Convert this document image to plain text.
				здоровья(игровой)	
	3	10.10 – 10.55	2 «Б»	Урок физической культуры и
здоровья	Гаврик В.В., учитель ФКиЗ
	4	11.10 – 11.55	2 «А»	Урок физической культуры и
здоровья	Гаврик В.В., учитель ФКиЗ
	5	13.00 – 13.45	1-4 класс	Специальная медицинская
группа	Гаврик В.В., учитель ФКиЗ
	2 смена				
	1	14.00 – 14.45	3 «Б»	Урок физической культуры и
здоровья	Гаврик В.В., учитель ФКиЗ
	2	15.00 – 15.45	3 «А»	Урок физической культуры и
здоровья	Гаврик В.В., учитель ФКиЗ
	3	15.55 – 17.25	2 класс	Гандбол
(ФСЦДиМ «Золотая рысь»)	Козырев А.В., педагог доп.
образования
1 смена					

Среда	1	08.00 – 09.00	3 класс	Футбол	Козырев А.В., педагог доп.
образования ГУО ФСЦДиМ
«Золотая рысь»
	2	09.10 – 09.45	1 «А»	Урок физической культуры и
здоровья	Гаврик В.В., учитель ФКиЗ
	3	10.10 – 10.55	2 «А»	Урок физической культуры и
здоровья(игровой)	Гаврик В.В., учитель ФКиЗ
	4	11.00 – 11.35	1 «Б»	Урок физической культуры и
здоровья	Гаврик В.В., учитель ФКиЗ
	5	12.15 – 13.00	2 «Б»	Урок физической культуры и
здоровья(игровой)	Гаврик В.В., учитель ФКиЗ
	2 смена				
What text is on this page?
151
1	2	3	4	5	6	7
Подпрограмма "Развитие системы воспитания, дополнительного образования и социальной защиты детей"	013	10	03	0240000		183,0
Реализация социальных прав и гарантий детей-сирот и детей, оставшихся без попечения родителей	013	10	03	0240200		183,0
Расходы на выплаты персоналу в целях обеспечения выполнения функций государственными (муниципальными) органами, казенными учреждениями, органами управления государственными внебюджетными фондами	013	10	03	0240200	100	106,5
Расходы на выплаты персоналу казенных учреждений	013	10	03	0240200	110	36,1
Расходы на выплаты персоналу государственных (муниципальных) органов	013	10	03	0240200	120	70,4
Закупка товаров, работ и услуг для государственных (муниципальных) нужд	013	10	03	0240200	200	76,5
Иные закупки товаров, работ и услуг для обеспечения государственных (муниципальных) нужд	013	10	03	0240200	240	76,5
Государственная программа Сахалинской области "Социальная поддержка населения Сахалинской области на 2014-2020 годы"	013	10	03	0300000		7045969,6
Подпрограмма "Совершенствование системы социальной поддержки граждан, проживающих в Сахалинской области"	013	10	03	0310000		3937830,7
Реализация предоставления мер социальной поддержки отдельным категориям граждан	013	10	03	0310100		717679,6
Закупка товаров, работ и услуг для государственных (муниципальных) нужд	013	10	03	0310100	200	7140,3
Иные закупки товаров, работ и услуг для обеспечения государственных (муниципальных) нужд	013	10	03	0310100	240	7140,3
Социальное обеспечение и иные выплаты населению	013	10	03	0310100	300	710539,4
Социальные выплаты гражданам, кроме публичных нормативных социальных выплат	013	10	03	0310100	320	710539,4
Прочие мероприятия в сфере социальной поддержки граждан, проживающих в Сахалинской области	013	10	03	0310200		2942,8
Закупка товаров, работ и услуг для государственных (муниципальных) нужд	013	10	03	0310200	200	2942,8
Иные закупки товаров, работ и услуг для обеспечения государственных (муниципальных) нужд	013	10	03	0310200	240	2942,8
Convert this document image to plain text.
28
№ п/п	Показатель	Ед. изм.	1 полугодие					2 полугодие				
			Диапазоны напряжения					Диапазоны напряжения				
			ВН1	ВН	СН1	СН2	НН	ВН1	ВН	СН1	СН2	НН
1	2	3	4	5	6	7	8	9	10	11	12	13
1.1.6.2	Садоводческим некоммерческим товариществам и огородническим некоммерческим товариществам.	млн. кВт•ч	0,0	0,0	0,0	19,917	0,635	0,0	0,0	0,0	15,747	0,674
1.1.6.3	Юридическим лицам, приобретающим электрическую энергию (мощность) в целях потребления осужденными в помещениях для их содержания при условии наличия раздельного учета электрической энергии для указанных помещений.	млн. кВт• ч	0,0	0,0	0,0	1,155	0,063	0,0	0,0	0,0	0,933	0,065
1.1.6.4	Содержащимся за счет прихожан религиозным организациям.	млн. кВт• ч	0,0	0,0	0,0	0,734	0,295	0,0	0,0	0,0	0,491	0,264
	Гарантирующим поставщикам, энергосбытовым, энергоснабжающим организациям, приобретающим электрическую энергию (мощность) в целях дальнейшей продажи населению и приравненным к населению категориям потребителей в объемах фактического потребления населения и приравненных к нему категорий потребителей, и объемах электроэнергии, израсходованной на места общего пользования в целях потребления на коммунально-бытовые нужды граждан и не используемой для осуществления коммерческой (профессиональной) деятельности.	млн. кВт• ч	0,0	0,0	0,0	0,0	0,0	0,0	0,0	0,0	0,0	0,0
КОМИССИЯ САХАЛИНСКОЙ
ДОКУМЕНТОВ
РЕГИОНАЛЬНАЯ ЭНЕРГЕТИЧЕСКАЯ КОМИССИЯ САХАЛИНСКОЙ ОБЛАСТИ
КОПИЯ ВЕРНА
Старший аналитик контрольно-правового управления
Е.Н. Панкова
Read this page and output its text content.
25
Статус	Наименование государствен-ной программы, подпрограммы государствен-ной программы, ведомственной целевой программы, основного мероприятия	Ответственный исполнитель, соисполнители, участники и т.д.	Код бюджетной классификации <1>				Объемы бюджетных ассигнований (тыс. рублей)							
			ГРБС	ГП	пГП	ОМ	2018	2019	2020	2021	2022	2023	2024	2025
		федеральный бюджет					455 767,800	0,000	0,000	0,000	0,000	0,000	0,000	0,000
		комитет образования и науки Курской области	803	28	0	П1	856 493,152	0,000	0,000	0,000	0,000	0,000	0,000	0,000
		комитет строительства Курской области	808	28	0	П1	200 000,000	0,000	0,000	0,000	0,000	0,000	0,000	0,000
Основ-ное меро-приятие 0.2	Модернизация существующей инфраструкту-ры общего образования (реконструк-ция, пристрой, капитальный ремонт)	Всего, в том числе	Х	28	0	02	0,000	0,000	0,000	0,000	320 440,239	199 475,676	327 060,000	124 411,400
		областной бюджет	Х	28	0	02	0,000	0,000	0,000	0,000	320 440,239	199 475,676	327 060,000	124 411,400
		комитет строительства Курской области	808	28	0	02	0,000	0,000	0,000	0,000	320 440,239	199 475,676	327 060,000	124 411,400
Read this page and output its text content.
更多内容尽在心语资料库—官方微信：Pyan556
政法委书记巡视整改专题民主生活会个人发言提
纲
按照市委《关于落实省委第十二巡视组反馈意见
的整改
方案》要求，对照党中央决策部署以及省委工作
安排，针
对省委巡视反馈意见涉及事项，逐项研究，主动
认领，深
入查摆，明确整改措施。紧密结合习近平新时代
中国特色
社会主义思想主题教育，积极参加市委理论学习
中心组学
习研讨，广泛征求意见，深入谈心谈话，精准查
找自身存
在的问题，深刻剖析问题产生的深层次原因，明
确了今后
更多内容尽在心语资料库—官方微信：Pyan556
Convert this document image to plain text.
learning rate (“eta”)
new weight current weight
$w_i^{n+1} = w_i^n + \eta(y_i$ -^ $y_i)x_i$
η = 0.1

Required work: In the entries above, find each line with the word "комитет" and show it.

Output of the exercise:
		комитет образования и науки Курской области	803	28	0	П1	856 493,152	0,000	0,000	0,000	0,000	0,000	0,000	0,000
		комитет строительства Курской области	808	28	0	П1	200 000,000	0,000	0,000	0,000	0,000	0,000	0,000	0,000
		комитет строительства Курской области	808	28	0	02	0,000	0,000	0,000	0,000	320 440,239	199 475,676	327 060,000	124 411,400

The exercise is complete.